--- START OF DATASET RECORDS ---
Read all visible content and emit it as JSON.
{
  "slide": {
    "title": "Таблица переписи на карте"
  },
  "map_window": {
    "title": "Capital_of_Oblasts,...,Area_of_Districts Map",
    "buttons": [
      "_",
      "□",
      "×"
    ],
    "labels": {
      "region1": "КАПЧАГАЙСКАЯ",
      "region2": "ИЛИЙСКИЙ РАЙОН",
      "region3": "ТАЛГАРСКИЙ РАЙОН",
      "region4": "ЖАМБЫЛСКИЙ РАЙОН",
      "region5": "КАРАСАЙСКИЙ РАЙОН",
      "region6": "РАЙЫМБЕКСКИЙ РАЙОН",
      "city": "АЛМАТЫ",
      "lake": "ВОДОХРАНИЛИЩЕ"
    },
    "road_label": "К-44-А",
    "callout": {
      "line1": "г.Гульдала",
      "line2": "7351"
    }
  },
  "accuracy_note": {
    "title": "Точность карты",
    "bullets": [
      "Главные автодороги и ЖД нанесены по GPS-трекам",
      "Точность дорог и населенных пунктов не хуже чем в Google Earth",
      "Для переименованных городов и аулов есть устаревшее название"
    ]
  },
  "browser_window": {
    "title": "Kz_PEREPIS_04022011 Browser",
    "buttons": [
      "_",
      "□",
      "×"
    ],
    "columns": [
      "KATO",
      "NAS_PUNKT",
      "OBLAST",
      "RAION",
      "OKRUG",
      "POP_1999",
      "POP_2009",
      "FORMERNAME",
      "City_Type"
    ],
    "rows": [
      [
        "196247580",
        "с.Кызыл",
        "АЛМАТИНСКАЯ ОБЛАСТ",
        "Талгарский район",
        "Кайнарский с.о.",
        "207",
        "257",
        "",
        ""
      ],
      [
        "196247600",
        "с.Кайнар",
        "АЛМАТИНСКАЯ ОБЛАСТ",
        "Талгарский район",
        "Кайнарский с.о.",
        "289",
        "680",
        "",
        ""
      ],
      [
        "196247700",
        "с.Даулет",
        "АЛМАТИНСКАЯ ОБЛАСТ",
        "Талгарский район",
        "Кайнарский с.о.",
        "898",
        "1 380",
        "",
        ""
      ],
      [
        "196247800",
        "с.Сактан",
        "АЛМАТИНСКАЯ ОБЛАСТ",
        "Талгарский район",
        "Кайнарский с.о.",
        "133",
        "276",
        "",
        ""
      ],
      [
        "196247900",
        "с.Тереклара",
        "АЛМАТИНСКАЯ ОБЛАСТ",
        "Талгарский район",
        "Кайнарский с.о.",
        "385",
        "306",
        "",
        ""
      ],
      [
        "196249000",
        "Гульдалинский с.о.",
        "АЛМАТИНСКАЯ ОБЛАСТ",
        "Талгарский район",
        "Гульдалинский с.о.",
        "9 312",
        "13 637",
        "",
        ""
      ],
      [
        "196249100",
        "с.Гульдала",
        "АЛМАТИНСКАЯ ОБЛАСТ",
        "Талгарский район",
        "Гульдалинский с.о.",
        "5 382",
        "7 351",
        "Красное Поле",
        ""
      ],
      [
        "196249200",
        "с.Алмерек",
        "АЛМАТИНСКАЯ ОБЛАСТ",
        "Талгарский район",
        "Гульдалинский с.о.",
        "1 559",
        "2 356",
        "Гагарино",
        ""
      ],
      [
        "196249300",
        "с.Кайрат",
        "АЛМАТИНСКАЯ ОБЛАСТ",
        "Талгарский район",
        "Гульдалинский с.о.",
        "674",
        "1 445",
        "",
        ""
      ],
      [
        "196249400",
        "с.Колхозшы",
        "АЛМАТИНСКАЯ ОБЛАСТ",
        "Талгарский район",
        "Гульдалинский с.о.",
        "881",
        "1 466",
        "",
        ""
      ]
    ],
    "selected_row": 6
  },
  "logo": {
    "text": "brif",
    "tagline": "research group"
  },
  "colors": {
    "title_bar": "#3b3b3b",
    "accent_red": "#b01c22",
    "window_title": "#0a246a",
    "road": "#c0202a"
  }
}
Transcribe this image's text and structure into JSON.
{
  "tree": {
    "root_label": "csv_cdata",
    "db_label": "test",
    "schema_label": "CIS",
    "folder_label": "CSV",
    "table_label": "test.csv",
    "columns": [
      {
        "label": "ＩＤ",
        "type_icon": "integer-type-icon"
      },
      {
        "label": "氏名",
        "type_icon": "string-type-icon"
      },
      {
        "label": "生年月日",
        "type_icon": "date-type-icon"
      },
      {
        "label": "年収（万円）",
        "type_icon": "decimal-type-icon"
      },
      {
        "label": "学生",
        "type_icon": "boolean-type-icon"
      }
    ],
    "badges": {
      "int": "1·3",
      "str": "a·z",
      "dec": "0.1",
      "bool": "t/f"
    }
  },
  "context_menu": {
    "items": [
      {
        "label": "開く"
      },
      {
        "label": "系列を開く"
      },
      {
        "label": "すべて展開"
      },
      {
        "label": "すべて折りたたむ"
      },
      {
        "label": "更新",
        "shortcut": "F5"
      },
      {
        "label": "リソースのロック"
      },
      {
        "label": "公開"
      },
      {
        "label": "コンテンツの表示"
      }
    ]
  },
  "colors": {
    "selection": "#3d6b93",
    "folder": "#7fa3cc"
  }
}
--- END OF DATASET RECORDS ---
WRITTEN TASK: Search the data above for the string "icon" and copy each line that has it.

WRITTEN ANSWER:
        "type_icon": "integer-type-icon"
        "type_icon": "string-type-icon"
        "type_icon": "date-type-icon"
        "type_icon": "decimal-type-icon"
        "type_icon": "boolean-type-icon"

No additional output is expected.